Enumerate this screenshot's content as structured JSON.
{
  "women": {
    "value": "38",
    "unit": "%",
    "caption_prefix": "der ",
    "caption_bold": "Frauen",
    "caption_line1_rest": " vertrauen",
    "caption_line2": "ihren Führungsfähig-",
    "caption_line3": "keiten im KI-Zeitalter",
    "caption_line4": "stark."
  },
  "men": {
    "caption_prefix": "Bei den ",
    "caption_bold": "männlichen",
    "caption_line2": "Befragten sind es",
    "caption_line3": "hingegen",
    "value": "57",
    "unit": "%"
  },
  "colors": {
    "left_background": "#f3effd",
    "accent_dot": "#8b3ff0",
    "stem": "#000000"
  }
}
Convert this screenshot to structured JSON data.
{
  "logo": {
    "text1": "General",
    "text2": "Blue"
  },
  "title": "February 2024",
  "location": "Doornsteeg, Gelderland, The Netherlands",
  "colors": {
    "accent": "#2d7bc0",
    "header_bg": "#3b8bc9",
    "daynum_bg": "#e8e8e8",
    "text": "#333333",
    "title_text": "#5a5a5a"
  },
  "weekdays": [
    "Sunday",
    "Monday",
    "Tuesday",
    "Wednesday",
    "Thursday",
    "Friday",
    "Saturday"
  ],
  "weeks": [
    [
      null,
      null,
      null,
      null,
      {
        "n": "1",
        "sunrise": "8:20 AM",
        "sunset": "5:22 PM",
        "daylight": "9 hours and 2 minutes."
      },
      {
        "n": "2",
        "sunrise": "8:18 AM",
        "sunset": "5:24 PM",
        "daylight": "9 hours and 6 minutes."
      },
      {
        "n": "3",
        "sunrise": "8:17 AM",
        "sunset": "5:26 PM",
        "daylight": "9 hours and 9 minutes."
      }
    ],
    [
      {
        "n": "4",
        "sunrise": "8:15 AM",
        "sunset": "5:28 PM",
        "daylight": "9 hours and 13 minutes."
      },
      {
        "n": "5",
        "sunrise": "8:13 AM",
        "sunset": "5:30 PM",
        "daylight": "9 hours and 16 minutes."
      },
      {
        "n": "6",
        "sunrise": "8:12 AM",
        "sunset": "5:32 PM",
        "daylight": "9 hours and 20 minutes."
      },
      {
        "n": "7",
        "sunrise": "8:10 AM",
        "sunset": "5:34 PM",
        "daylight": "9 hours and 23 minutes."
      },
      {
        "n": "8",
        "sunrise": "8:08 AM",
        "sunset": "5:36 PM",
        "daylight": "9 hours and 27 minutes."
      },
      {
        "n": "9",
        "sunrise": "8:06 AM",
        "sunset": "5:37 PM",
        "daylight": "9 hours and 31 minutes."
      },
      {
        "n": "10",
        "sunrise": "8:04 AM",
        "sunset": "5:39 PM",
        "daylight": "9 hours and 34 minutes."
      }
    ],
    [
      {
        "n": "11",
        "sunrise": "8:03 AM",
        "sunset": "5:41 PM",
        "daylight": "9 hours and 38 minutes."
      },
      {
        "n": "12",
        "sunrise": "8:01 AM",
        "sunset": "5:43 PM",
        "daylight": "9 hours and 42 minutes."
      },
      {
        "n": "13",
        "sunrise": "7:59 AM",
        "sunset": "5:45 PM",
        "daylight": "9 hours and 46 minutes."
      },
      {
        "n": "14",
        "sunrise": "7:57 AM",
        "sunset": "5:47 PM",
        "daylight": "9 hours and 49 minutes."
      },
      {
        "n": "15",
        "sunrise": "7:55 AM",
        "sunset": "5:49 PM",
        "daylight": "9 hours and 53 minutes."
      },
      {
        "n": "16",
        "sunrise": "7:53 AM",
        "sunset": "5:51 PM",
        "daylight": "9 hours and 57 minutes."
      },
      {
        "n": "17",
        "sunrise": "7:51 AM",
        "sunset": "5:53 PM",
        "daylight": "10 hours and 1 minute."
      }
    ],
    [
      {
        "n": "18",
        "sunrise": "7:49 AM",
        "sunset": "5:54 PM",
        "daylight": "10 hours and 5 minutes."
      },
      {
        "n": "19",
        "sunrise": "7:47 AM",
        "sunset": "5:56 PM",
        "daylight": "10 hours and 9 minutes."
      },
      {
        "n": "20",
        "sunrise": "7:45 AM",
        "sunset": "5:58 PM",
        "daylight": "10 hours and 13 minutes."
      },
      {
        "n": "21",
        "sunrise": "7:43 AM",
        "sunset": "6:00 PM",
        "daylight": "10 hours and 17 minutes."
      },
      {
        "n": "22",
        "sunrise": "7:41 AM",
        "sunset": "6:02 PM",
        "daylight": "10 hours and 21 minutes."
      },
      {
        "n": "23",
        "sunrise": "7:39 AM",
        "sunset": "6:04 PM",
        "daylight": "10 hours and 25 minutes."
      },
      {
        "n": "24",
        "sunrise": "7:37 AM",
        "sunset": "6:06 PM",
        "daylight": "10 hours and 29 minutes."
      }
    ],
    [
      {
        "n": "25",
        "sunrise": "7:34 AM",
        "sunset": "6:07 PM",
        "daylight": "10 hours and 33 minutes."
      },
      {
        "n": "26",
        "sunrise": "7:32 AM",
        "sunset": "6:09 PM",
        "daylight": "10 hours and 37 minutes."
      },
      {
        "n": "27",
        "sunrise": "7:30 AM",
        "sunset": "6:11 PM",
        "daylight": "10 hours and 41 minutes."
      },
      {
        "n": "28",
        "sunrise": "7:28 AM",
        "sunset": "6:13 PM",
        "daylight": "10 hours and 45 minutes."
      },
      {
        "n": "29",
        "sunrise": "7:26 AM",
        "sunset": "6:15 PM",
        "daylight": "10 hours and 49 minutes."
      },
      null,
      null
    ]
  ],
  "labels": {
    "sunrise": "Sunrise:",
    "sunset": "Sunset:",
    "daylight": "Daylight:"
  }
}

Task instructions ::
Go through the material and copy out every line with "JSON" in it.

Answer for this exercise ::
Enumerate this screenshot's content as structured JSON.
Convert this screenshot to structured JSON data.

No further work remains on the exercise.